_DESCRIPTION OF THE TASK_:
Output each entry exactly; skip nothing.

────────────────

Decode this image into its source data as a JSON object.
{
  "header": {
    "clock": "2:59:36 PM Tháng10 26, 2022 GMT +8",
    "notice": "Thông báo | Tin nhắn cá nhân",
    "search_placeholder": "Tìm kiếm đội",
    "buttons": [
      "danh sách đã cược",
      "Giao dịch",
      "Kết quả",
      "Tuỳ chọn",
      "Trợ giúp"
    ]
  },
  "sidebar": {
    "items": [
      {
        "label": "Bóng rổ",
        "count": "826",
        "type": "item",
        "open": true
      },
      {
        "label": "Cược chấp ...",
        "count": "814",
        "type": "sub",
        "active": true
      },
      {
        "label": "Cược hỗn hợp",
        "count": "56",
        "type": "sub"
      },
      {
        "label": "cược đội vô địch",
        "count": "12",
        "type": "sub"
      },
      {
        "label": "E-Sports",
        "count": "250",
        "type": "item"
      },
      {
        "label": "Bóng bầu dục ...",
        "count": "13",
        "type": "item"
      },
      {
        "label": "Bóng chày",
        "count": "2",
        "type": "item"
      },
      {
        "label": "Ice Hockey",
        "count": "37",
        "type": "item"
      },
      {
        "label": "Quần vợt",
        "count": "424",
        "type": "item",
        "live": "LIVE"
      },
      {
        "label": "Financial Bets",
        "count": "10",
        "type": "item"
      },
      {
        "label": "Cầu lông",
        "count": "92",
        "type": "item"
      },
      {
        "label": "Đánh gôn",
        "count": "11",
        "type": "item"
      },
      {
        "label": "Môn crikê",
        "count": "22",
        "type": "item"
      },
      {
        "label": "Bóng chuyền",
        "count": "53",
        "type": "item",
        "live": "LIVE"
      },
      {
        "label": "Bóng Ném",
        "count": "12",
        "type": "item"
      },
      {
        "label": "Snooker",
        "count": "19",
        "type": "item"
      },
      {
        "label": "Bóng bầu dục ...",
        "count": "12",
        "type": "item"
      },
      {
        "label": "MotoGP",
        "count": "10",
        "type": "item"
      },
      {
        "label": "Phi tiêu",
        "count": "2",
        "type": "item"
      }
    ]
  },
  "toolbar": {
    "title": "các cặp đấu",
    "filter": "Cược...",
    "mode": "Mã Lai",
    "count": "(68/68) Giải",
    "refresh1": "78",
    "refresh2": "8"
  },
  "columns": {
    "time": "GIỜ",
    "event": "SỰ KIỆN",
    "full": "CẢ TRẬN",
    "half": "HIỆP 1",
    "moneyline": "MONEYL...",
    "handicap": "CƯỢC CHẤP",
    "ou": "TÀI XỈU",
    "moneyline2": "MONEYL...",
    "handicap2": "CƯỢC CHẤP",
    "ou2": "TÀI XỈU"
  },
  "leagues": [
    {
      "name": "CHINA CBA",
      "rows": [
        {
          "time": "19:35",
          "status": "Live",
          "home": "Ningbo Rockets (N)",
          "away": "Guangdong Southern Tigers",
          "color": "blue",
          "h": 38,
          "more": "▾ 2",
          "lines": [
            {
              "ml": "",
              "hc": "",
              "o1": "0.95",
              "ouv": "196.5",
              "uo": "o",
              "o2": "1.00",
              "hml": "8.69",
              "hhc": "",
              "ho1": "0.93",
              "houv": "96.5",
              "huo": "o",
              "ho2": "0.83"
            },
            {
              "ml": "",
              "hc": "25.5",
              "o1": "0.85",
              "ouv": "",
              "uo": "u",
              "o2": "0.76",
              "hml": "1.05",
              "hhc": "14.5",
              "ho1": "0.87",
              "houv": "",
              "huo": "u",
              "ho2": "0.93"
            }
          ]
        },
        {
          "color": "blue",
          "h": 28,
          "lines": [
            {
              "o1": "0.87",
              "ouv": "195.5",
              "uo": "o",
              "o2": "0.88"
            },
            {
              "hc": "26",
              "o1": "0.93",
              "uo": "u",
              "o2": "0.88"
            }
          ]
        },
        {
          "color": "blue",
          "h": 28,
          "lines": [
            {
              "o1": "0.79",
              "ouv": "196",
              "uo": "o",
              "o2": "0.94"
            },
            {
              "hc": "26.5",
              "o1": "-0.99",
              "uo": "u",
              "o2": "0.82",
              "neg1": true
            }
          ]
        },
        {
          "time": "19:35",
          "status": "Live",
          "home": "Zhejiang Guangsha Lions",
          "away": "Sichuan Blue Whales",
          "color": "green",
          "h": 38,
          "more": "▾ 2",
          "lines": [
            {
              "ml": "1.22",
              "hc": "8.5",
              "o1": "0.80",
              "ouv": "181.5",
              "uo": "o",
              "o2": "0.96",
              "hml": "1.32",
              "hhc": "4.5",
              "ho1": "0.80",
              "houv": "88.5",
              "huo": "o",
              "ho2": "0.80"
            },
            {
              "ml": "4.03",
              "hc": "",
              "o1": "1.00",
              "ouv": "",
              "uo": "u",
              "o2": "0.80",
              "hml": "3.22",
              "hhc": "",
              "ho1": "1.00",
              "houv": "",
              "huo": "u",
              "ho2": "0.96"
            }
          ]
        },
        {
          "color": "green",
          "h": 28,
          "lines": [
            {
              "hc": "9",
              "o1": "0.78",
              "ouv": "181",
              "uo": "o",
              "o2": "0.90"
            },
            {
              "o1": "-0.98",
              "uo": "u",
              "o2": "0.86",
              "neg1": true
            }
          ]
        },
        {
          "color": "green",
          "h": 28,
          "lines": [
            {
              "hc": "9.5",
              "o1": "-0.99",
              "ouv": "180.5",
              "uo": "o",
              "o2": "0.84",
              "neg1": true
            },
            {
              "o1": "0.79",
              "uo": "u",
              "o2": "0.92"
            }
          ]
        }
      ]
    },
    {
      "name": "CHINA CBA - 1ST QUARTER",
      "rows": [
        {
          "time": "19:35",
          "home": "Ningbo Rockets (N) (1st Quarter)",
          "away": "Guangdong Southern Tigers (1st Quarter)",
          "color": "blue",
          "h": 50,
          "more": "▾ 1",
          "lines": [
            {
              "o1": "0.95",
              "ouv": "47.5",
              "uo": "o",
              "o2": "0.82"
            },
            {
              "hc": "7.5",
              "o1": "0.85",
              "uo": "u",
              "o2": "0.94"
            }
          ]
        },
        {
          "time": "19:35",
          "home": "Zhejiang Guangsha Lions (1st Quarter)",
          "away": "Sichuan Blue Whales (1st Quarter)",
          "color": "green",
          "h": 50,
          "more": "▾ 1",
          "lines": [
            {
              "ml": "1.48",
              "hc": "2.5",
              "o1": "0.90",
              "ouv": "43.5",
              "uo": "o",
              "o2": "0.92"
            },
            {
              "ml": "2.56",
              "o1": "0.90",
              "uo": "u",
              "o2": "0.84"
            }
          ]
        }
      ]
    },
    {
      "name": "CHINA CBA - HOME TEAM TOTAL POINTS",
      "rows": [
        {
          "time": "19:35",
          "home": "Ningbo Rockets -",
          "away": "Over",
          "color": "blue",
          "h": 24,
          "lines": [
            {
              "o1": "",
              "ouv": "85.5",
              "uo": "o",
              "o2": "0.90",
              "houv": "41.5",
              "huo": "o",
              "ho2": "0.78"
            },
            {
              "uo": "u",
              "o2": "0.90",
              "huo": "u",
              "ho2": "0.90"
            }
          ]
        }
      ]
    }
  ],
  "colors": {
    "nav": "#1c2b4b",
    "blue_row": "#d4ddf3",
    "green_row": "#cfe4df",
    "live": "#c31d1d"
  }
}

────────────────

_TASK RESULT_:
Decode this image into its source data as a JSON object.
{
  "header": {
    "clock": "2:59:36 PM Tháng10 26, 2022 GMT +8",
    "notice": "Thông báo | Tin nhắn cá nhân",
    "search_placeholder": "Tìm kiếm đội",
    "buttons": [
      "danh sách đã cược",
      "Giao dịch",
      "Kết quả",
      "Tuỳ chọn",
      "Trợ giúp"
    ]
  },
  "sidebar": {
    "items": [
      {
        "label": "Bóng rổ",
        "count": "826",
        "type": "item",
        "open": true
      },
      {
        "label": "Cược chấp ...",
        "count": "814",
        "type": "sub",
        "active": true
      },
      {
        "label": "Cược hỗn hợp",
        "count": "56",
        "type": "sub"
      },
      {
        "label": "cược đội vô địch",
        "count": "12",
        "type": "sub"
      },
      {
        "label": "E-Sports",
        "count": "250",
        "type": "item"
      },
      {
        "label": "Bóng bầu dục ...",
        "count": "13",
        "type": "item"
      },
      {
        "label": "Bóng chày",
        "count": "2",
        "type": "item"
      },
      {
        "label": "Ice Hockey",
        "count": "37",
        "type": "item"
      },
      {
        "label": "Quần vợt",
        "count": "424",
        "type": "item",
        "live": "LIVE"
      },
      {
        "label": "Financial Bets",
        "count": "10",
        "type": "item"
      },
      {
        "label": "Cầu lông",
        "count": "92",
        "type": "item"
      },
      {
        "label": "Đánh gôn",
        "count": "11",
        "type": "item"
      },
      {
        "label": "Môn crikê",
        "count": "22",
        "type": "item"
      },
      {
        "label": "Bóng chuyền",
        "count": "53",
        "type": "item",
        "live": "LIVE"
      },
      {
        "label": "Bóng Ném",
        "count": "12",
        "type": "item"
      },
      {
        "label": "Snooker",
        "count": "19",
        "type": "item"
      },
      {
        "label": "Bóng bầu dục ...",
        "count": "12",
        "type": "item"
      },
      {
        "label": "MotoGP",
        "count": "10",
        "type": "item"
      },
      {
        "label": "Phi tiêu",
        "count": "2",
        "type": "item"
      }
    ]
  },
  "toolbar": {
    "title": "các cặp đấu",
    "filter": "Cược...",
    "mode": "Mã Lai",
    "count": "(68/68) Giải",
    "refresh1": "78",
    "refresh2": "8"
  },
  "columns": {
    "time": "GIỜ",
    "event": "SỰ KIỆN",
    "full": "CẢ TRẬN",
    "half": "HIỆP 1",
    "moneyline": "MONEYL...",
    "handicap": "CƯỢC CHẤP",
    "ou": "TÀI XỈU",
    "moneyline2": "MONEYL...",
    "handicap2": "CƯỢC CHẤP",
    "ou2": "TÀI XỈU"
  },
  "leagues": [
    {
      "name": "CHINA CBA",
      "rows": [
        {
          "time": "19:35",
          "status": "Live",
          "home": "Ningbo Rockets (N)",
          "away": "Guangdong Southern Tigers",
          "color": "blue",
          "h": 38,
          "more": "▾ 2",
          "lines": [
            {
              "ml": "",
              "hc": "",
              "o1": "0.95",
              "ouv": "196.5",
              "uo": "o",
              "o2": "1.00",
              "hml": "8.69",
              "hhc": "",
              "ho1": "0.93",
              "houv": "96.5",
              "huo": "o",
              "ho2": "0.83"
            },
            {
              "ml": "",
              "hc": "25.5",
              "o1": "0.85",
              "ouv": "",
              "uo": "u",
              "o2": "0.76",
              "hml": "1.05",
              "hhc": "14.5",
              "ho1": "0.87",
              "houv": "",
              "huo": "u",
              "ho2": "0.93"
            }
          ]
        },
        {
          "color": "blue",
          "h": 28,
          "lines": [
            {
              "o1": "0.87",
              "ouv": "195.5",
              "uo": "o",
              "o2": "0.88"
            },
            {
              "hc": "26",
              "o1": "0.93",
              "uo": "u",
              "o2": "0.88"
            }
          ]
        },
        {
          "color": "blue",
          "h": 28,
          "lines": [
            {
              "o1": "0.79",
              "ouv": "196",
              "uo": "o",
              "o2": "0.94"
            },
            {
              "hc": "26.5",
              "o1": "-0.99",
              "uo": "u",
              "o2": "0.82",
              "neg1": true
            }
          ]
        },
        {
          "time": "19:35",
          "status": "Live",
          "home": "Zhejiang Guangsha Lions",
          "away": "Sichuan Blue Whales",
          "color": "green",
          "h": 38,
          "more": "▾ 2",
          "lines": [
            {
              "ml": "1.22",
              "hc": "8.5",
              "o1": "0.80",
              "ouv": "181.5",
              "uo": "o",
              "o2": "0.96",
              "hml": "1.32",
              "hhc": "4.5",
              "ho1": "0.80",
              "houv": "88.5",
              "huo": "o",
              "ho2": "0.80"
            },
            {
              "ml": "4.03",
              "hc": "",
              "o1": "1.00",
              "ouv": "",
              "uo": "u",
              "o2": "0.80",
              "hml": "3.22",
              "hhc": "",
              "ho1": "1.00",
              "houv": "",
              "huo": "u",
              "ho2": "0.96"
            }
          ]
        },
        {
          "color": "green",
          "h": 28,
          "lines": [
            {
              "hc": "9",
              "o1": "0.78",
              "ouv": "181",
              "uo": "o",
              "o2": "0.90"
            },
            {
              "o1": "-0.98",
              "uo": "u",
              "o2": "0.86",
              "neg1": true
            }
          ]
        },
        {
          "color": "green",
          "h": 28,
          "lines": [
            {
              "hc": "9.5",
              "o1": "-0.99",
              "ouv": "180.5",
              "uo": "o",
              "o2": "0.84",
              "neg1": true
            },
            {
              "o1": "0.79",
              "uo": "u",
              "o2": "0.92"
            }
          ]
        }
      ]
    },
    {
      "name": "CHINA CBA - 1ST QUARTER",
      "rows": [
        {
          "time": "19:35",
          "home": "Ningbo Rockets (N) (1st Quarter)",
          "away": "Guangdong Southern Tigers (1st Quarter)",
          "color": "blue",
          "h": 50,
          "more": "▾ 1",
          "lines": [
            {
              "o1": "0.95",
              "ouv": "47.5",
              "uo": "o",
              "o2": "0.82"
            },
            {
              "hc": "7.5",
              "o1": "0.85",
              "uo": "u",
              "o2": "0.94"
            }
          ]
        },
        {
          "time": "19:35",
          "home": "Zhejiang Guangsha Lions (1st Quarter)",
          "away": "Sichuan Blue Whales (1st Quarter)",
          "color": "green",
          "h": 50,
          "more": "▾ 1",
          "lines": [
            {
              "ml": "1.48",
              "hc": "2.5",
              "o1": "0.90",
              "ouv": "43.5",
              "uo": "o",
              "o2": "0.92"
            },
            {
              "ml": "2.56",
              "o1": "0.90",
              "uo": "u",
              "o2": "0.84"
            }
          ]
        }
      ]
    },
    {
      "name": "CHINA CBA - HOME TEAM TOTAL POINTS",
      "rows": [
        {
          "time": "19:35",
          "home": "Ningbo Rockets -",
          "away": "Over",
          "color": "blue",
          "h": 24,
          "lines": [
            {
              "o1": "",
              "ouv": "85.5",
              "uo": "o",
              "o2": "0.90",
              "houv": "41.5",
              "huo": "o",
              "ho2": "0.78"
            },
            {
              "uo": "u",
              "o2": "0.90",
              "huo": "u",
              "ho2": "0.90"
            }
          ]
        }
      ]
    }
  ],
  "colors": {
    "nav": "#1c2b4b",
    "blue_row": "#d4ddf3",
    "green_row": "#cfe4df",
    "live": "#c31d1d"
  }
}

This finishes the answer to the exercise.